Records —

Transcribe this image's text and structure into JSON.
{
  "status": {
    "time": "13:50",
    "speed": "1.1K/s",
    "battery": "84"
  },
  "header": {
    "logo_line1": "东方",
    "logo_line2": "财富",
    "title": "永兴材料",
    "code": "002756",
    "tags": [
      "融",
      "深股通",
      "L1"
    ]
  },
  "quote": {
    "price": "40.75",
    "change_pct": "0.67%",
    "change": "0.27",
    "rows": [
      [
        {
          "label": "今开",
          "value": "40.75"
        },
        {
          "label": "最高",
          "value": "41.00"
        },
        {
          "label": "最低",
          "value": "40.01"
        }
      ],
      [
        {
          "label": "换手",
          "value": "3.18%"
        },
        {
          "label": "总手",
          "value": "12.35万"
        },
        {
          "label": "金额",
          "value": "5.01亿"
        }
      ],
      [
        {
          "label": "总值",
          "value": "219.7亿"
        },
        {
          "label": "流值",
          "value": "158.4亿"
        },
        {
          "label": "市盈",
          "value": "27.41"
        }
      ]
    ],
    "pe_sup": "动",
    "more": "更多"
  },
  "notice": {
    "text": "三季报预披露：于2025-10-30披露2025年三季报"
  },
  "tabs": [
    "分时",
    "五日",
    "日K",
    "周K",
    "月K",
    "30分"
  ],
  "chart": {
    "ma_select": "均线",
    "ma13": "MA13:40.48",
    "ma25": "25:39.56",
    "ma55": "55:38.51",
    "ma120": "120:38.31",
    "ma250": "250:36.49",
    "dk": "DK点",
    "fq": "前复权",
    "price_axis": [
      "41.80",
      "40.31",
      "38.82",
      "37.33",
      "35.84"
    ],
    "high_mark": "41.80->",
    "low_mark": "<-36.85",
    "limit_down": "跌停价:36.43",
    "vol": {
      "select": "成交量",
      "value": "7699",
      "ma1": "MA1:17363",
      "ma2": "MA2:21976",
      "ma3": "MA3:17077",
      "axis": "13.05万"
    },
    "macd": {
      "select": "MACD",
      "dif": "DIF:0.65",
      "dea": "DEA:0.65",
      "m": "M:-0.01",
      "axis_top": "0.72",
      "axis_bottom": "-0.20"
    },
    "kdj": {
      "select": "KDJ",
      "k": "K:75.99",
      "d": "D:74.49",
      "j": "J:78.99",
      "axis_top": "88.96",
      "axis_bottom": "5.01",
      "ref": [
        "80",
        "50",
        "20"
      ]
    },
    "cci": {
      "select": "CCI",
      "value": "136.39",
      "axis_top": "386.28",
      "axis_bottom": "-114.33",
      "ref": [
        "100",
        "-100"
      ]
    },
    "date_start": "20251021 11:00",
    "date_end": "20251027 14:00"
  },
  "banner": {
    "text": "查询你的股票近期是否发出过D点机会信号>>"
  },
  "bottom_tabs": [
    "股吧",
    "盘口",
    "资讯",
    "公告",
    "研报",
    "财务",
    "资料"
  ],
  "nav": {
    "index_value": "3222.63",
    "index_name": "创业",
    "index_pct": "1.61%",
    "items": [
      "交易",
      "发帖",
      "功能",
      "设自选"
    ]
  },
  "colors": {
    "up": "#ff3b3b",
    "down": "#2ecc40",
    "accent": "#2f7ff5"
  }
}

GOAL —
All of the entries above must be quoted exactly.

TASK ANSWER —
Transcribe this image's text and structure into JSON.
{
  "status": {
    "time": "13:50",
    "speed": "1.1K/s",
    "battery": "84"
  },
  "header": {
    "logo_line1": "东方",
    "logo_line2": "财富",
    "title": "永兴材料",
    "code": "002756",
    "tags": [
      "融",
      "深股通",
      "L1"
    ]
  },
  "quote": {
    "price": "40.75",
    "change_pct": "0.67%",
    "change": "0.27",
    "rows": [
      [
        {
          "label": "今开",
          "value": "40.75"
        },
        {
          "label": "最高",
          "value": "41.00"
        },
        {
          "label": "最低",
          "value": "40.01"
        }
      ],
      [
        {
          "label": "换手",
          "value": "3.18%"
        },
        {
          "label": "总手",
          "value": "12.35万"
        },
        {
          "label": "金额",
          "value": "5.01亿"
        }
      ],
      [
        {
          "label": "总值",
          "value": "219.7亿"
        },
        {
          "label": "流值",
          "value": "158.4亿"
        },
        {
          "label": "市盈",
          "value": "27.41"
        }
      ]
    ],
    "pe_sup": "动",
    "more": "更多"
  },
  "notice": {
    "text": "三季报预披露：于2025-10-30披露2025年三季报"
  },
  "tabs": [
    "分时",
    "五日",
    "日K",
    "周K",
    "月K",
    "30分"
  ],
  "chart": {
    "ma_select": "均线",
    "ma13": "MA13:40.48",
    "ma25": "25:39.56",
    "ma55": "55:38.51",
    "ma120": "120:38.31",
    "ma250": "250:36.49",
    "dk": "DK点",
    "fq": "前复权",
    "price_axis": [
      "41.80",
      "40.31",
      "38.82",
      "37.33",
      "35.84"
    ],
    "high_mark": "41.80->",
    "low_mark": "<-36.85",
    "limit_down": "跌停价:36.43",
    "vol": {
      "select": "成交量",
      "value": "7699",
      "ma1": "MA1:17363",
      "ma2": "MA2:21976",
      "ma3": "MA3:17077",
      "axis": "13.05万"
    },
    "macd": {
      "select": "MACD",
      "dif": "DIF:0.65",
      "dea": "DEA:0.65",
      "m": "M:-0.01",
      "axis_top": "0.72",
      "axis_bottom": "-0.20"
    },
    "kdj": {
      "select": "KDJ",
      "k": "K:75.99",
      "d": "D:74.49",
      "j": "J:78.99",
      "axis_top": "88.96",
      "axis_bottom": "5.01",
      "ref": [
        "80",
        "50",
        "20"
      ]
    },
    "cci": {
      "select": "CCI",
      "value": "136.39",
      "axis_top": "386.28",
      "axis_bottom": "-114.33",
      "ref": [
        "100",
        "-100"
      ]
    },
    "date_start": "20251021 11:00",
    "date_end": "20251027 14:00"
  },
  "banner": {
    "text": "查询你的股票近期是否发出过D点机会信号>>"
  },
  "bottom_tabs": [
    "股吧",
    "盘口",
    "资讯",
    "公告",
    "研报",
    "财务",
    "资料"
  ],
  "nav": {
    "index_value": "3222.63",
    "index_name": "创业",
    "index_pct": "1.61%",
    "items": [
      "交易",
      "发帖",
      "功能",
      "设自选"
    ]
  },
  "colors": {
    "up": "#ff3b3b",
    "down": "#2ecc40",
    "accent": "#2f7ff5"
  }
}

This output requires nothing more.